=== Dataset content ===

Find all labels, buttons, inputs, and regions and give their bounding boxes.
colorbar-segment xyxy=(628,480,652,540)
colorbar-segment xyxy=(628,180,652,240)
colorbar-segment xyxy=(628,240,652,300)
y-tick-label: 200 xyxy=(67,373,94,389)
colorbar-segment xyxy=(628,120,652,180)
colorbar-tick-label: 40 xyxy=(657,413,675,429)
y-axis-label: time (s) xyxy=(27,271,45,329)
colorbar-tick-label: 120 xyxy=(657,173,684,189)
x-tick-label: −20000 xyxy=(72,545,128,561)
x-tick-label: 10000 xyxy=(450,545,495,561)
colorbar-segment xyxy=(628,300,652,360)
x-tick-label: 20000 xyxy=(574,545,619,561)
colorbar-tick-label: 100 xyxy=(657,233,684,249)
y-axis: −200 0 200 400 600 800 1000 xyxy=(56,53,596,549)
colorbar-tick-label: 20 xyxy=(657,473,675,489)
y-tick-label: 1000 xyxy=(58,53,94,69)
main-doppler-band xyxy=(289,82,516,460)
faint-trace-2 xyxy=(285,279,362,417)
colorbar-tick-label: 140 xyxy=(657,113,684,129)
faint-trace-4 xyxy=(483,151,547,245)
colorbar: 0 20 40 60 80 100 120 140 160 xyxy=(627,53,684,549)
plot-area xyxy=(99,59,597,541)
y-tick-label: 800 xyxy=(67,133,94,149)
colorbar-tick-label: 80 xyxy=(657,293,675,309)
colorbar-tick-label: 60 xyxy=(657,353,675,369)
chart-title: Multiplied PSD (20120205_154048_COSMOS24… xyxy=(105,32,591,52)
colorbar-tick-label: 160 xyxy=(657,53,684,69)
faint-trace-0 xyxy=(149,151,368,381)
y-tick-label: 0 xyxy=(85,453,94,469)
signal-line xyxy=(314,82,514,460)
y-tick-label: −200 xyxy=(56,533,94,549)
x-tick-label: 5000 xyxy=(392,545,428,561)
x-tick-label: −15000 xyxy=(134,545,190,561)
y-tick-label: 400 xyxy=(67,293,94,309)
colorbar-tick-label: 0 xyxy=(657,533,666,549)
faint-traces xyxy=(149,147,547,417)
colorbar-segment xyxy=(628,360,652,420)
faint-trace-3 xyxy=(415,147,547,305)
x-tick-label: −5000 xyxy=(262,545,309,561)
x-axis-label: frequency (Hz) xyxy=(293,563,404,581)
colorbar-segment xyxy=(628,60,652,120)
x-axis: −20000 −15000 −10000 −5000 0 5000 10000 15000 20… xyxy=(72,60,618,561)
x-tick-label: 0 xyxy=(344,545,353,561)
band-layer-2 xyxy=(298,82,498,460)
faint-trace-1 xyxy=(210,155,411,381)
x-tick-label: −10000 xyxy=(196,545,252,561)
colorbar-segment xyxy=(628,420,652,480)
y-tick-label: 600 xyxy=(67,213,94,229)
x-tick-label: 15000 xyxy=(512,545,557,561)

===

Set task
Rewrite every item above with each "y-tick-label" changed to "y-axis-value", keeping everything else the same.

Solution for this problem
Find all labels, buttons, inputs, and regions and give their bounding boxes.
colorbar-segment xyxy=(628,480,652,540)
colorbar-segment xyxy=(628,180,652,240)
colorbar-segment xyxy=(628,240,652,300)
y-axis-value: 200 xyxy=(67,373,94,389)
colorbar-segment xyxy=(628,120,652,180)
colorbar-tick-label: 40 xyxy=(657,413,675,429)
y-axis-label: time (s) xyxy=(27,271,45,329)
colorbar-tick-label: 120 xyxy=(657,173,684,189)
x-tick-label: −20000 xyxy=(72,545,128,561)
x-tick-label: 10000 xyxy=(450,545,495,561)
colorbar-segment xyxy=(628,300,652,360)
x-tick-label: 20000 xyxy=(574,545,619,561)
colorbar-tick-label: 100 xyxy=(657,233,684,249)
y-axis: −200 0 200 400 600 800 1000 xyxy=(56,53,596,549)
colorbar-tick-label: 20 xyxy=(657,473,675,489)
y-axis-value: 1000 xyxy=(58,53,94,69)
main-doppler-band xyxy=(289,82,516,460)
faint-trace-2 xyxy=(285,279,362,417)
colorbar-tick-label: 140 xyxy=(657,113,684,129)
faint-trace-4 xyxy=(483,151,547,245)
colorbar: 0 20 40 60 80 100 120 140 160 xyxy=(627,53,684,549)
plot-area xyxy=(99,59,597,541)
y-axis-value: 800 xyxy=(67,133,94,149)
colorbar-tick-label: 80 xyxy=(657,293,675,309)
colorbar-tick-label: 60 xyxy=(657,353,675,369)
chart-title: Multiplied PSD (20120205_154048_COSMOS24… xyxy=(105,32,591,52)
colorbar-tick-label: 160 xyxy=(657,53,684,69)
faint-trace-0 xyxy=(149,151,368,381)
y-axis-value: 0 xyxy=(85,453,94,469)
signal-line xyxy=(314,82,514,460)
y-axis-value: −200 xyxy=(56,533,94,549)
x-tick-label: 5000 xyxy=(392,545,428,561)
x-tick-label: −15000 xyxy=(134,545,190,561)
y-axis-value: 400 xyxy=(67,293,94,309)
colorbar-tick-label: 0 xyxy=(657,533,666,549)
faint-traces xyxy=(149,147,547,417)
colorbar-segment xyxy=(628,360,652,420)
faint-trace-3 xyxy=(415,147,547,305)
x-tick-label: −5000 xyxy=(262,545,309,561)
x-axis-label: frequency (Hz) xyxy=(293,563,404,581)
colorbar-segment xyxy=(628,60,652,120)
x-axis: −20000 −15000 −10000 −5000 0 5000 10000 15000 20… xyxy=(72,60,618,561)
x-tick-label: 0 xyxy=(344,545,353,561)
band-layer-2 xyxy=(298,82,498,460)
faint-trace-1 xyxy=(210,155,411,381)
x-tick-label: −10000 xyxy=(196,545,252,561)
colorbar-segment xyxy=(628,420,652,480)
y-axis-value: 600 xyxy=(67,213,94,229)
x-tick-label: 15000 xyxy=(512,545,557,561)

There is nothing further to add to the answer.